Give an exact copy of every line, leaving images out.

____________

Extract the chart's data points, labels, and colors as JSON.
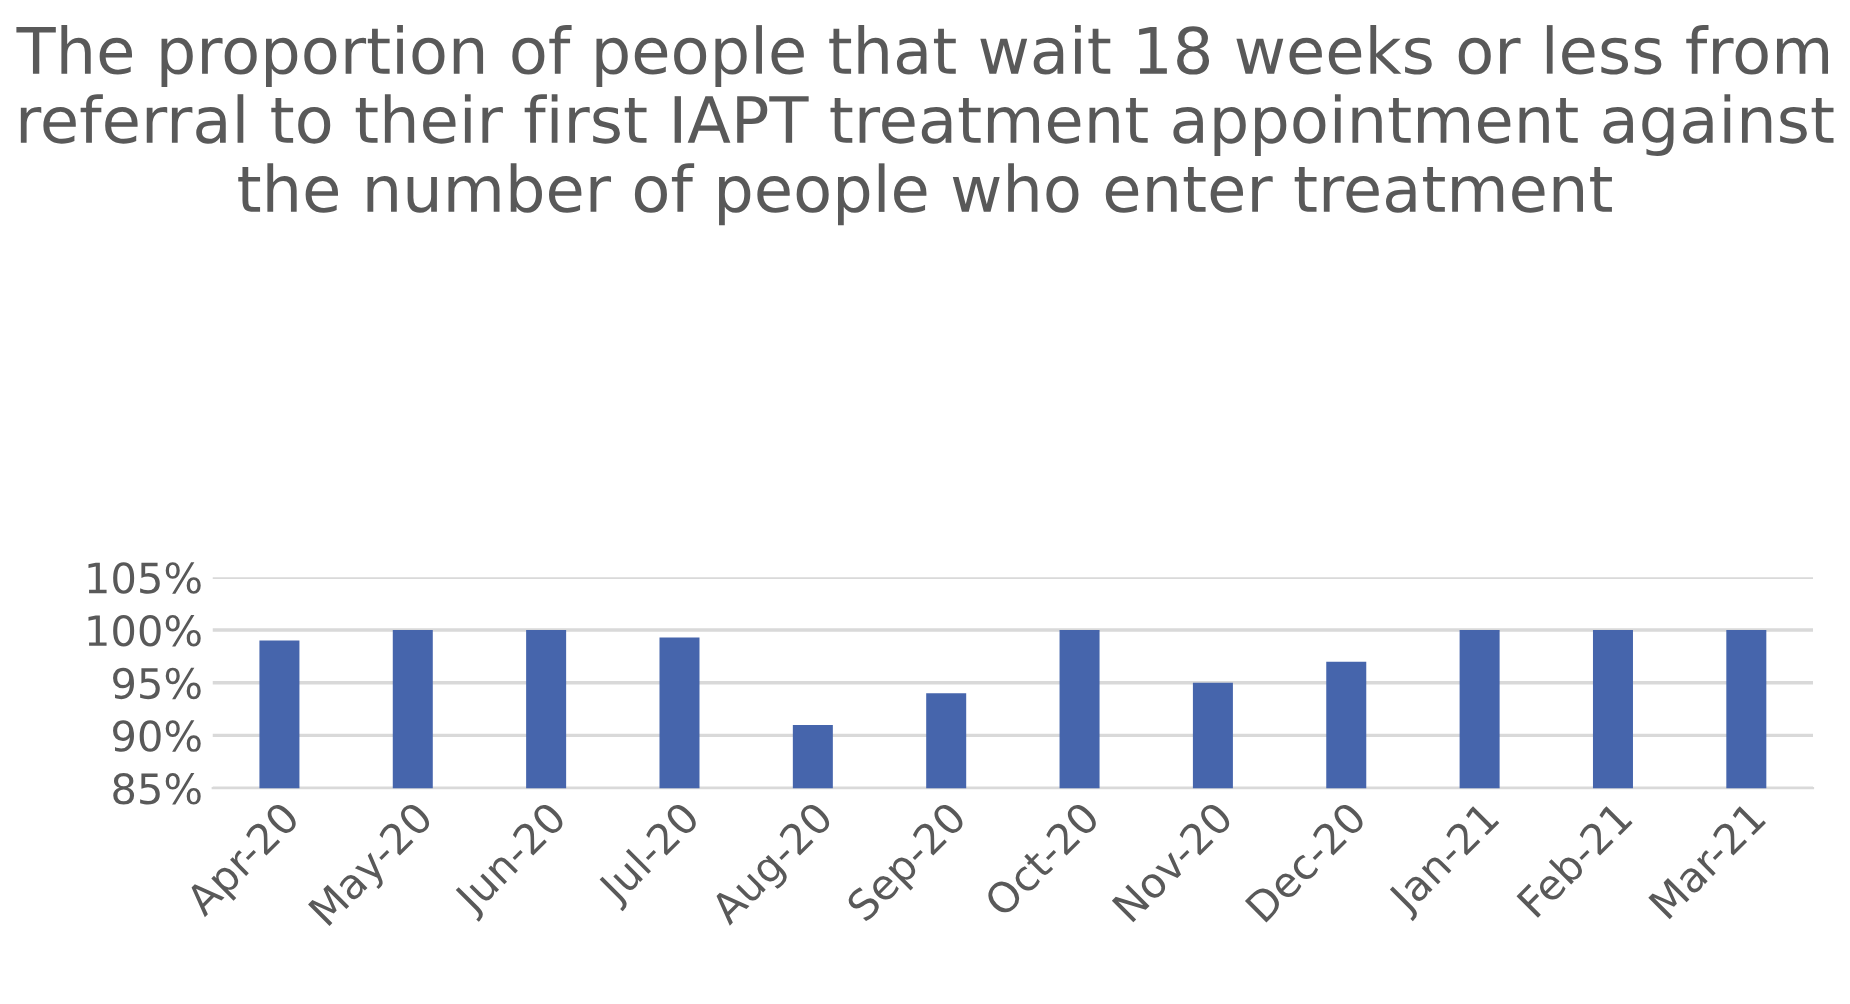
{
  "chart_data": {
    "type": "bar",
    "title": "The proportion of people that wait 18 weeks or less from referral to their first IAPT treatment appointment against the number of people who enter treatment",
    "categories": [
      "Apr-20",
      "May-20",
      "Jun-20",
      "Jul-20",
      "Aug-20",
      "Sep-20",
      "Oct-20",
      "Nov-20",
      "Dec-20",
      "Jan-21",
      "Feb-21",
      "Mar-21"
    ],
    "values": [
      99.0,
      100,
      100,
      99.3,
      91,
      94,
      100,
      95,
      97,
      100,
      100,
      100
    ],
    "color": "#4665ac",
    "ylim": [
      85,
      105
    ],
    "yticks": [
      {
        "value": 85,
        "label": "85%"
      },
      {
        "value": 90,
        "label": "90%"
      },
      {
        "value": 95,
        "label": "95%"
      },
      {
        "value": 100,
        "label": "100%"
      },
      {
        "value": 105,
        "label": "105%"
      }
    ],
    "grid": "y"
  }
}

____________

* Right answer:
Extract the chart's data points, labels, and colors as JSON.
{
  "chart_data": {
    "type": "bar",
    "title": "The proportion of people that wait 18 weeks or less from referral to their first IAPT treatment appointment against the number of people who enter treatment",
    "categories": [
      "Apr-20",
      "May-20",
      "Jun-20",
      "Jul-20",
      "Aug-20",
      "Sep-20",
      "Oct-20",
      "Nov-20",
      "Dec-20",
      "Jan-21",
      "Feb-21",
      "Mar-21"
    ],
    "values": [
      99.0,
      100,
      100,
      99.3,
      91,
      94,
      100,
      95,
      97,
      100,
      100,
      100
    ],
    "color": "#4665ac",
    "ylim": [
      85,
      105
    ],
    "yticks": [
      {
        "value": 85,
        "label": "85%"
      },
      {
        "value": 90,
        "label": "90%"
      },
      {
        "value": 95,
        "label": "95%"
      },
      {
        "value": 100,
        "label": "100%"
      },
      {
        "value": 105,
        "label": "105%"
      }
    ],
    "grid": "y"
  }
}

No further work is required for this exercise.